Task directions |
For the listing below, give the count of lines containing the string "STOP" and nothing else.
== == ==
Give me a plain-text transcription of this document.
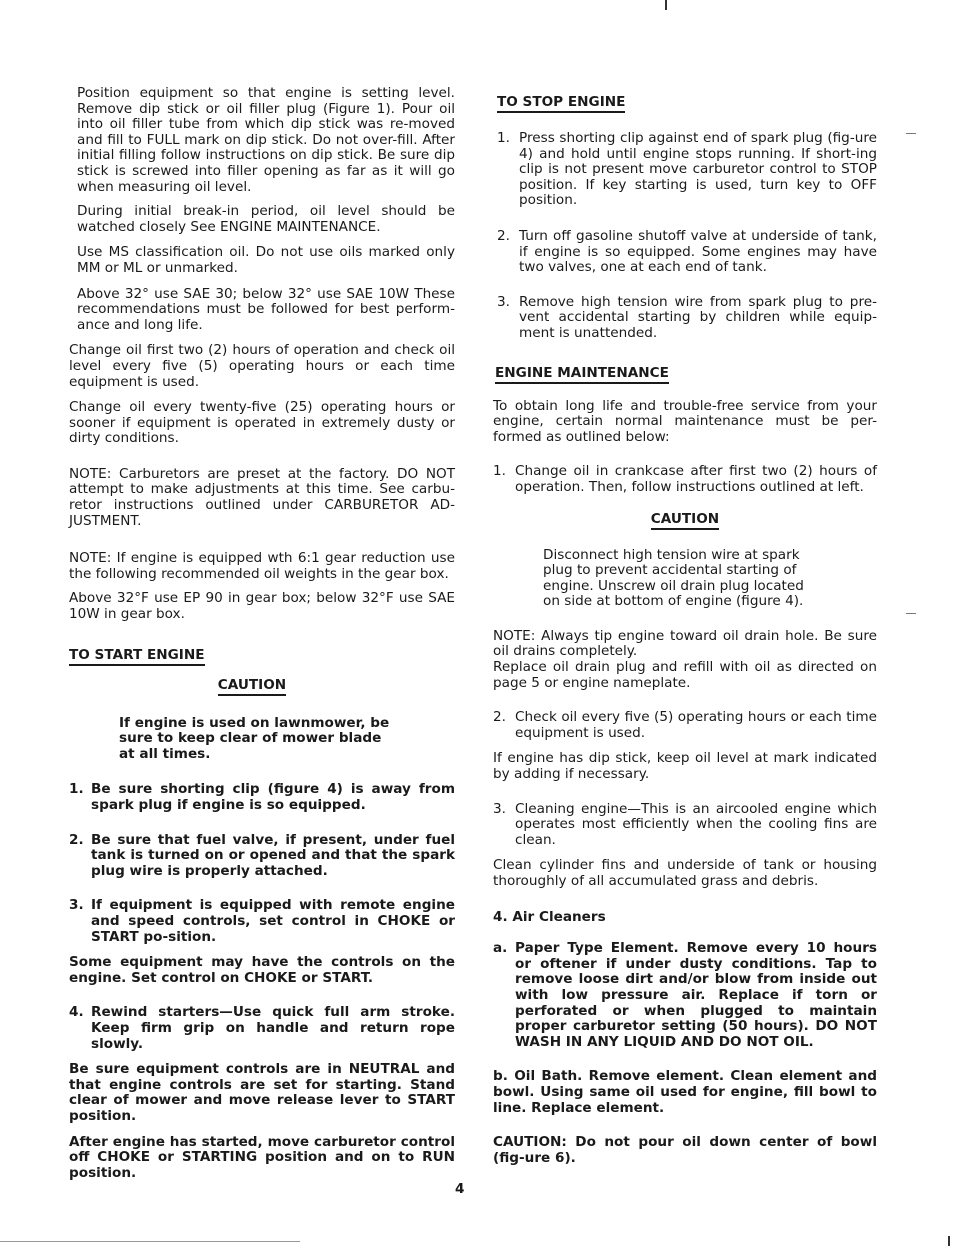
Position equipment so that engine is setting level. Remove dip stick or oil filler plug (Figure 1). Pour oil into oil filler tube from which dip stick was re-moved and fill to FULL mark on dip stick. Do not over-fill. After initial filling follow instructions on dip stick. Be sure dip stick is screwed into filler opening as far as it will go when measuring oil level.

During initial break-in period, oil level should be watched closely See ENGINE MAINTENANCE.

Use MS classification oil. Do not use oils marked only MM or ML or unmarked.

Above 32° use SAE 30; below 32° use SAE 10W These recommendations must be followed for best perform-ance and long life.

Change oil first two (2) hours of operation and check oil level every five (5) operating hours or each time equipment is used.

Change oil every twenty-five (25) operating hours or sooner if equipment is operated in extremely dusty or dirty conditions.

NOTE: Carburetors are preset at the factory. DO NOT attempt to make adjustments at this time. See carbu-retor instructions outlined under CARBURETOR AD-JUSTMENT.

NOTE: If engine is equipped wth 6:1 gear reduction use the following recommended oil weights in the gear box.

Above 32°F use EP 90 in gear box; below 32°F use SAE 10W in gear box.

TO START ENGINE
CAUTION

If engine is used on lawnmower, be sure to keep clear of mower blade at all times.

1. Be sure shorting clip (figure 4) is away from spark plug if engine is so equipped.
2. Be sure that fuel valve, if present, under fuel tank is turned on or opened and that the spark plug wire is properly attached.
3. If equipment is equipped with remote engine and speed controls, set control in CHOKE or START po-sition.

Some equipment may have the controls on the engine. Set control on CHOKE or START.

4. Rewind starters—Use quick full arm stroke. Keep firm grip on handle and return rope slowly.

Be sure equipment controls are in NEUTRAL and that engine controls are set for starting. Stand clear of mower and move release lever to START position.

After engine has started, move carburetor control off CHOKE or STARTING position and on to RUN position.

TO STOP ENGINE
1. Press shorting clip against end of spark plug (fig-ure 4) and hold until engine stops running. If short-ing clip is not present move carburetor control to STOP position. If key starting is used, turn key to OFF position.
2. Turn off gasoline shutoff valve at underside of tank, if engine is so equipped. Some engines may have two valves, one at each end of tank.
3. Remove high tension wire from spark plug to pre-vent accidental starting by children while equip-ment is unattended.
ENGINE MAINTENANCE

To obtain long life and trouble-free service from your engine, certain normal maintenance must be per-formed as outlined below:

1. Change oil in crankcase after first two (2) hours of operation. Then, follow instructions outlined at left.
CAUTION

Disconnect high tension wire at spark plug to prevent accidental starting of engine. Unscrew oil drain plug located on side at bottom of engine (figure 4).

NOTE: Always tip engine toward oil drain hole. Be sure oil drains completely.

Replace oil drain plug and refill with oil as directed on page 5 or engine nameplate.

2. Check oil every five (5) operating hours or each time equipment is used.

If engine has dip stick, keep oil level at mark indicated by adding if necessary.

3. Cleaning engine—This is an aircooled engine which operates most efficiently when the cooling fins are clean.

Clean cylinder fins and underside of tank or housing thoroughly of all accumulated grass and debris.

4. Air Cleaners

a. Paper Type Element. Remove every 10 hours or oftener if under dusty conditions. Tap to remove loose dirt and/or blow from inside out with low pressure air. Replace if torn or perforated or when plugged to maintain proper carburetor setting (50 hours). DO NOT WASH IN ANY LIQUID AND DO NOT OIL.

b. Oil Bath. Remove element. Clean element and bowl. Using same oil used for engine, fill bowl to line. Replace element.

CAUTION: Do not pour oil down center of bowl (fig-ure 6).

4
== == ==
Task output |
2